Saved data entries:
++++++++++++++++++++

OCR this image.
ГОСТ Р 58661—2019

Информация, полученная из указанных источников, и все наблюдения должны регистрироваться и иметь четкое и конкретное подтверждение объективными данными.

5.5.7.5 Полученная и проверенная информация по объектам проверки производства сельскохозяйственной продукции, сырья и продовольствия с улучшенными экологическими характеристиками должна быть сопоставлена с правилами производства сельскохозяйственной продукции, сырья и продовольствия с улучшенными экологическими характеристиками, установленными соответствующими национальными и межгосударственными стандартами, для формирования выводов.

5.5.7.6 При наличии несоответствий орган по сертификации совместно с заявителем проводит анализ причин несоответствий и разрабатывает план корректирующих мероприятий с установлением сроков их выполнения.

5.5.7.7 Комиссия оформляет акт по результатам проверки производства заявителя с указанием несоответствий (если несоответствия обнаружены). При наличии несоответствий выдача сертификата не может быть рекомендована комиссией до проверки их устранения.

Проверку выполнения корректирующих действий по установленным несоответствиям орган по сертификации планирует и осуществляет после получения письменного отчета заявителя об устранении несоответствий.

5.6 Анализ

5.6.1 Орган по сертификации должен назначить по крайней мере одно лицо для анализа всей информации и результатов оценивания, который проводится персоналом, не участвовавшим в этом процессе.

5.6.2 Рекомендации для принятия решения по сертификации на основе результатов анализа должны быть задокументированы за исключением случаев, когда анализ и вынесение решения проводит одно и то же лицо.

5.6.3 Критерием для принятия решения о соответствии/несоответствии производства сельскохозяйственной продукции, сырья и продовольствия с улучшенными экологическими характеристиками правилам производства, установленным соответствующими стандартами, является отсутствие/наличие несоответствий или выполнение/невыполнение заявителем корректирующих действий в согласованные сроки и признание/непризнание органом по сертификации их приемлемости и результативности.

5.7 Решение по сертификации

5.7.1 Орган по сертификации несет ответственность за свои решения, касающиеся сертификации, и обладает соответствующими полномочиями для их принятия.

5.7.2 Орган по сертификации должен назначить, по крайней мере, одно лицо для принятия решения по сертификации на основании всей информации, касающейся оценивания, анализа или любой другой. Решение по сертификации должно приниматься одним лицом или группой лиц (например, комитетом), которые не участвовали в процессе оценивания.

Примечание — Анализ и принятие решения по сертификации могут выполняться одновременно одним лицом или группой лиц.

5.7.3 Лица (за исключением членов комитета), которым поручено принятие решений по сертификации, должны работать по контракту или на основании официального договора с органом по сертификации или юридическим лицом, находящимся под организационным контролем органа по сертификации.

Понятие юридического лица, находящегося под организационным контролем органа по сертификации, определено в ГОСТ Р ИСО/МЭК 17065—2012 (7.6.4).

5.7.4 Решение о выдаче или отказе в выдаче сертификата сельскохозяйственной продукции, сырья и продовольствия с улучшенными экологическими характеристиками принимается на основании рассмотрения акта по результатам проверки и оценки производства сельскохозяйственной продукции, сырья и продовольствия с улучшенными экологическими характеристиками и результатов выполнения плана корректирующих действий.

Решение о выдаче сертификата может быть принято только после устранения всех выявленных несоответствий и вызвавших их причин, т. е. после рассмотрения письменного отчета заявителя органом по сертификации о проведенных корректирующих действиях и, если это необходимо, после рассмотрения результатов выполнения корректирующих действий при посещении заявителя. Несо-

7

++++++++++++++++++++

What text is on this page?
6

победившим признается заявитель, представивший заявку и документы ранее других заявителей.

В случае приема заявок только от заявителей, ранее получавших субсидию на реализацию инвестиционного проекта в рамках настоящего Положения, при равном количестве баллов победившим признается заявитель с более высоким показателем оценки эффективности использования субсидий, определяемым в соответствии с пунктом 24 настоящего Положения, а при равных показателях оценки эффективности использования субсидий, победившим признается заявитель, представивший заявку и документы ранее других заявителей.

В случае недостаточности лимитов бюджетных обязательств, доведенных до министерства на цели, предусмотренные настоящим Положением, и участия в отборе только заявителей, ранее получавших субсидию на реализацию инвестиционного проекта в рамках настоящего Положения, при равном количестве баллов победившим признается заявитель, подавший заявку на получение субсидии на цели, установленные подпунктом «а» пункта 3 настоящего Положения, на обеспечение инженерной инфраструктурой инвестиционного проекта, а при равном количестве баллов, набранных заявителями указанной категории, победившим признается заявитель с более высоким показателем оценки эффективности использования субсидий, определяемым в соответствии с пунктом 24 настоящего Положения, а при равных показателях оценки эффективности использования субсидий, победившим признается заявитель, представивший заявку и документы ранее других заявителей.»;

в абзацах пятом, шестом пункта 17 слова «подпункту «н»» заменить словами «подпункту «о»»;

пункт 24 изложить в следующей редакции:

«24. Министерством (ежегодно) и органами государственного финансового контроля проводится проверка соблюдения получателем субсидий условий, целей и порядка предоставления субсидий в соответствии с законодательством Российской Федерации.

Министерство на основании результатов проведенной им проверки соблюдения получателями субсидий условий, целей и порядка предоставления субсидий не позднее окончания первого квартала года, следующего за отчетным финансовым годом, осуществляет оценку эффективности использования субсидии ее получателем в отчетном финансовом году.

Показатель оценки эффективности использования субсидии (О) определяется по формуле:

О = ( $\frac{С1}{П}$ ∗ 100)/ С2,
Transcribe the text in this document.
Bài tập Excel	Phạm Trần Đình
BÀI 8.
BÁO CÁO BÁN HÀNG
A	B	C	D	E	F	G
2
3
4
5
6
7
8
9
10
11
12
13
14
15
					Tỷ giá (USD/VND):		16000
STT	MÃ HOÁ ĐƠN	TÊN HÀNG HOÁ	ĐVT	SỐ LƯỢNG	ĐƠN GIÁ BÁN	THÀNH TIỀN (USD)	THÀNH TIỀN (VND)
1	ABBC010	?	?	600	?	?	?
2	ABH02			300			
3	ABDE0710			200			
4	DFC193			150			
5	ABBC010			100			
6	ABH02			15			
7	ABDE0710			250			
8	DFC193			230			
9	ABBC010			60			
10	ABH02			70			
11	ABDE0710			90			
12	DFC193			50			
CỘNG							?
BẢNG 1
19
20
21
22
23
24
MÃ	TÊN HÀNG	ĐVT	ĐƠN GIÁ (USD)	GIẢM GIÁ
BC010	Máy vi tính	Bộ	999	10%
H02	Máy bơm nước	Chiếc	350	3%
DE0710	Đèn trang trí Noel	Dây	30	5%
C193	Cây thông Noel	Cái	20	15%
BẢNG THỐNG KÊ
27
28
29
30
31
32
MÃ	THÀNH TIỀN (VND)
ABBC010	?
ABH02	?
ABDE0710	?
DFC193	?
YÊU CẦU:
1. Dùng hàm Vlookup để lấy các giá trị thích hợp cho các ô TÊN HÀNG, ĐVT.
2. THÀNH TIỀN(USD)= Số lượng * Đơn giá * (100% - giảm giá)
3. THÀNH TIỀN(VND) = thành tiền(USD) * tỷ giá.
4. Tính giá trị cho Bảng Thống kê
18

++++++++++++++++++++

Your objective:
Which lines hold the word "HÀNG"? Show each one.

Task response:
BÁO CÁO BÁN HÀNG
STT	MÃ HOÁ ĐƠN	TÊN HÀNG HOÁ	ĐVT	SỐ LƯỢNG	ĐƠN GIÁ BÁN	THÀNH TIỀN (USD)	THÀNH TIỀN (VND)
MÃ	TÊN HÀNG	ĐVT	ĐƠN GIÁ (USD)	GIẢM GIÁ
1. Dùng hàm Vlookup để lấy các giá trị thích hợp cho các ô TÊN HÀNG, ĐVT.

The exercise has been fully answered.